▶ _INPUT_
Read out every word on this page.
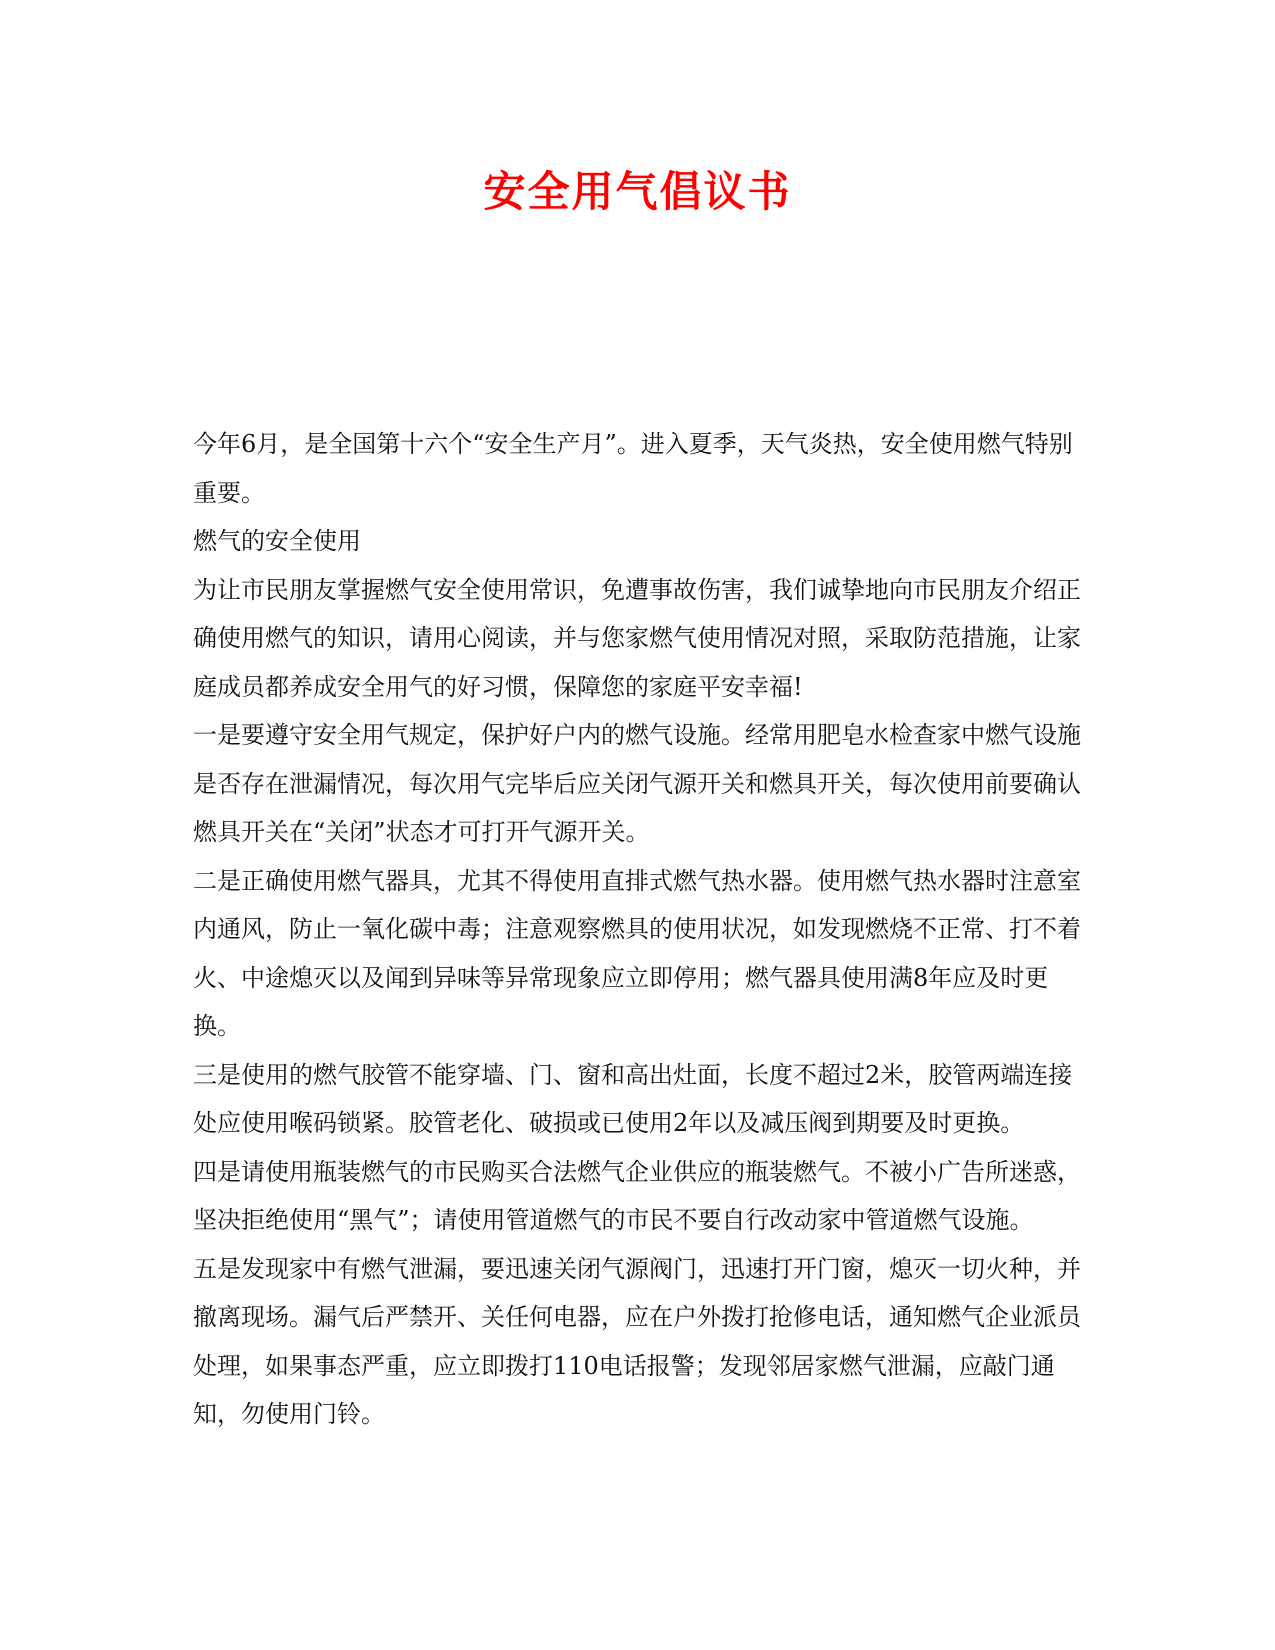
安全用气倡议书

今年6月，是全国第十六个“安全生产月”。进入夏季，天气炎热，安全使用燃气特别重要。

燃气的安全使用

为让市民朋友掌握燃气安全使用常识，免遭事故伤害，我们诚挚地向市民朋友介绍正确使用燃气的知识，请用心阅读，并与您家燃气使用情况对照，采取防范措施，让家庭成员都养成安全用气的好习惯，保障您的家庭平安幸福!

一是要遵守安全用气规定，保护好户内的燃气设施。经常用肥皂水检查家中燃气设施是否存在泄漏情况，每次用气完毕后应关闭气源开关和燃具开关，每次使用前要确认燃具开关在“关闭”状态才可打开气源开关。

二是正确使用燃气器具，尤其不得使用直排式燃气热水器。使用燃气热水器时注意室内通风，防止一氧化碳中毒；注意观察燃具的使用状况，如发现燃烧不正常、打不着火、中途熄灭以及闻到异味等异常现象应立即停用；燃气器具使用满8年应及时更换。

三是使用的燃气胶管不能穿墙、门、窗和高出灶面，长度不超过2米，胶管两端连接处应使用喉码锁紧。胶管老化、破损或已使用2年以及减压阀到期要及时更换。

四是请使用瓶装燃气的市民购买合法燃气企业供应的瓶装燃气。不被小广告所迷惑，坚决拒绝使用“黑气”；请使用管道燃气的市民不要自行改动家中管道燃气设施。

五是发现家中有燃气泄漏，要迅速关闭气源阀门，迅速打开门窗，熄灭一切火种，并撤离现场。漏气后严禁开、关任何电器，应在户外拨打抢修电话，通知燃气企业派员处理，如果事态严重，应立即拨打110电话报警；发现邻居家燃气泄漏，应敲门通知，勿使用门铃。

▶ _DIRECTIONS_
Set down the material above as is, without any pictures.

▶ _CORRECT RESULT_
Read out every word on this page.
安全用气倡议书

今年6月，是全国第十六个“安全生产月”。进入夏季，天气炎热，安全使用燃气特别重要。

燃气的安全使用

为让市民朋友掌握燃气安全使用常识，免遭事故伤害，我们诚挚地向市民朋友介绍正确使用燃气的知识，请用心阅读，并与您家燃气使用情况对照，采取防范措施，让家庭成员都养成安全用气的好习惯，保障您的家庭平安幸福!

一是要遵守安全用气规定，保护好户内的燃气设施。经常用肥皂水检查家中燃气设施是否存在泄漏情况，每次用气完毕后应关闭气源开关和燃具开关，每次使用前要确认燃具开关在“关闭”状态才可打开气源开关。

二是正确使用燃气器具，尤其不得使用直排式燃气热水器。使用燃气热水器时注意室内通风，防止一氧化碳中毒；注意观察燃具的使用状况，如发现燃烧不正常、打不着火、中途熄灭以及闻到异味等异常现象应立即停用；燃气器具使用满8年应及时更换。

三是使用的燃气胶管不能穿墙、门、窗和高出灶面，长度不超过2米，胶管两端连接处应使用喉码锁紧。胶管老化、破损或已使用2年以及减压阀到期要及时更换。

四是请使用瓶装燃气的市民购买合法燃气企业供应的瓶装燃气。不被小广告所迷惑，坚决拒绝使用“黑气”；请使用管道燃气的市民不要自行改动家中管道燃气设施。

五是发现家中有燃气泄漏，要迅速关闭气源阀门，迅速打开门窗，熄灭一切火种，并撤离现场。漏气后严禁开、关任何电器，应在户外拨打抢修电话，通知燃气企业派员处理，如果事态严重，应立即拨打110电话报警；发现邻居家燃气泄漏，应敲门通知，勿使用门铃。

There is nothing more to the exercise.